--- begin ---
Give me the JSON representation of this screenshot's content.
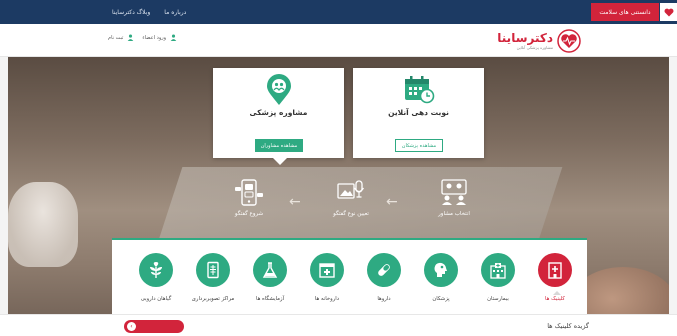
{
  "topbar": {
    "links": [
      "وبلاگ دکترساینا",
      "درباره ما"
    ],
    "health_tab": "دانستنی های سلامت"
  },
  "header": {
    "login": "ورود اعضاء",
    "register": "ثبت نام",
    "logo_name": "دکترساینا",
    "logo_tagline": "مشاوره پزشکی آنلاین"
  },
  "cards": {
    "consult": {
      "title": "مشاوره پزشکی",
      "subtitle": "",
      "button": "مشاهده مشاوران"
    },
    "appointment": {
      "title": "نوبت دهی آنلاین",
      "subtitle": "",
      "button": "مشاهده پزشکان"
    }
  },
  "steps": [
    "انتخاب مشاور",
    "تعیین نوع گفتگو",
    "شروع گفتگو"
  ],
  "categories": [
    {
      "label": "کلینیک ها",
      "icon": "clinic-icon",
      "active": true
    },
    {
      "label": "بیمارستان",
      "icon": "hospital-icon",
      "active": false
    },
    {
      "label": "پزشکان",
      "icon": "doctor-icon",
      "active": false
    },
    {
      "label": "داروها",
      "icon": "pill-icon",
      "active": false
    },
    {
      "label": "داروخانه ها",
      "icon": "pharmacy-icon",
      "active": false
    },
    {
      "label": "آزمایشگاه ها",
      "icon": "flask-icon",
      "active": false
    },
    {
      "label": "مراکز تصویربرداری",
      "icon": "xray-icon",
      "active": false
    },
    {
      "label": "گیاهان دارویی",
      "icon": "herb-icon",
      "active": false
    }
  ],
  "bottom": {
    "heading": "گزیده کلینیک ها",
    "all_button": ""
  },
  "colors": {
    "navy": "#1c3a63",
    "red": "#d2243b",
    "green": "#2eaa82"
  }
}
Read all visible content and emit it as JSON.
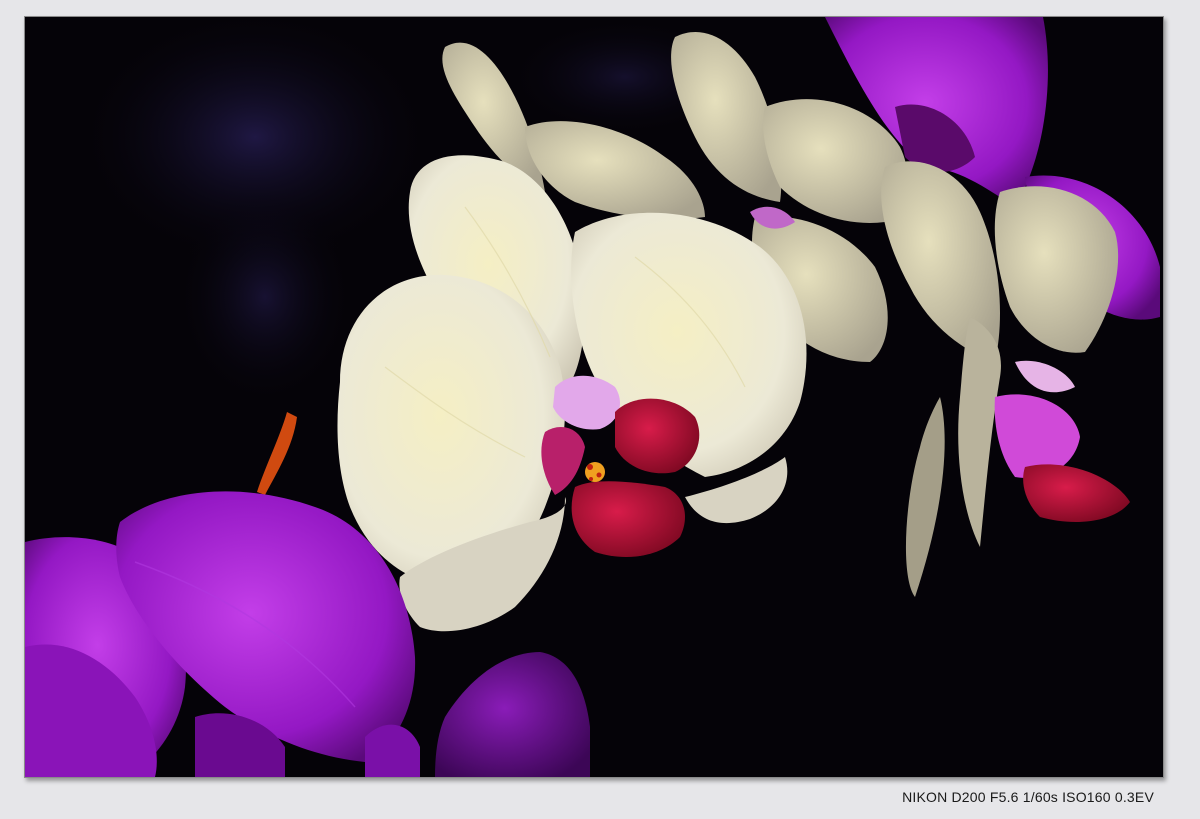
{
  "photo": {
    "caption": "NIKON D200 F5.6 1/60s ISO160 0.3EV",
    "colors": {
      "background": "#050308",
      "matte": "#e6e6e9",
      "white_petal": "#f2efc8",
      "magenta_petal": "#a020d0",
      "lip_red": "#b01030"
    }
  }
}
--- end ---
= DESCRIPTION OF THE TASK =
Give the number of lines in the data that contain "مشاهده", with no other words.

= WRITTEN ANSWER =
2